### WHAT YOU SHOULD DO
Single out each line with the word "color" and copy it.
— START —
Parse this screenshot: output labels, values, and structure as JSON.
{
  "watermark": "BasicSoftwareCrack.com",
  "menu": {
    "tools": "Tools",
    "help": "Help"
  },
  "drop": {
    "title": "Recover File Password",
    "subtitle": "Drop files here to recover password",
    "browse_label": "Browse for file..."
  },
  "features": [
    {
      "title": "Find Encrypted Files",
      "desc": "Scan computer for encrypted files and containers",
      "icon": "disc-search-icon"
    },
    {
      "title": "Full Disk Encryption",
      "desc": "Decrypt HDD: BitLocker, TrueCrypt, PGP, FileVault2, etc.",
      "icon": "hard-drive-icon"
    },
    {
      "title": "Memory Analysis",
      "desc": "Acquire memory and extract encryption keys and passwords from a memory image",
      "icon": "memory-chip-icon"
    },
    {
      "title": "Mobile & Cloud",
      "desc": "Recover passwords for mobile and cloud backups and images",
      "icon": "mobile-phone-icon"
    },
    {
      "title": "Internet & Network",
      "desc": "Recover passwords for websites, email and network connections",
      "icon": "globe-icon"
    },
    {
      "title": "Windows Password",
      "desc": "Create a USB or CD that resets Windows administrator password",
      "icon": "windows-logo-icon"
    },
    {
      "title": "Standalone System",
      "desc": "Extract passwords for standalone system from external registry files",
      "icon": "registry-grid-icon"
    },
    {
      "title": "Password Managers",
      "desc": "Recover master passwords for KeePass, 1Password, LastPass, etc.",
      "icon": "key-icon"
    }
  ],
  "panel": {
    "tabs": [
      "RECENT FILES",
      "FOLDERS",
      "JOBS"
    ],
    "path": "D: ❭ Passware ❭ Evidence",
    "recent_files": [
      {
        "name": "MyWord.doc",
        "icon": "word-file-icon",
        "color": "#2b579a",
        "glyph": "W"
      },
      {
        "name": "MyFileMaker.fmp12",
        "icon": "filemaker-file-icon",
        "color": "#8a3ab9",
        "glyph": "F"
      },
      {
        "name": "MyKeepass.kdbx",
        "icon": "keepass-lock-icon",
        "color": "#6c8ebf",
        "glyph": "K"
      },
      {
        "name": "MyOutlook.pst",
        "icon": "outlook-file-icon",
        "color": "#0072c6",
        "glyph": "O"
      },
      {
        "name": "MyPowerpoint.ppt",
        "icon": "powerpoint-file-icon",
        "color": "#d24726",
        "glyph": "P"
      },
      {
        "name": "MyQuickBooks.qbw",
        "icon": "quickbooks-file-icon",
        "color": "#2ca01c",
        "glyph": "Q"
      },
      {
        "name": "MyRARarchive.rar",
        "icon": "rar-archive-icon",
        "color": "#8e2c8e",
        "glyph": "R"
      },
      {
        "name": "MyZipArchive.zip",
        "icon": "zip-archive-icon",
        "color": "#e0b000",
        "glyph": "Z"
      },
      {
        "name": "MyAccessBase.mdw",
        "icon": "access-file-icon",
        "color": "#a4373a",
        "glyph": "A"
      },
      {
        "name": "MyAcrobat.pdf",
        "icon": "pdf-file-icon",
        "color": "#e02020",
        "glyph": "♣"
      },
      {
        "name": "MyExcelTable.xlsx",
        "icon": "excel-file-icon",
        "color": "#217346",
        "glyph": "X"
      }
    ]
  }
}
— END —
### TASK ANSWER
        "color": "#2b579a",
        "color": "#8a3ab9",
        "color": "#6c8ebf",
        "color": "#0072c6",
        "color": "#d24726",
        "color": "#2ca01c",
        "color": "#8e2c8e",
        "color": "#e0b000",
        "color": "#a4373a",
        "color": "#e02020",
        "color": "#217346",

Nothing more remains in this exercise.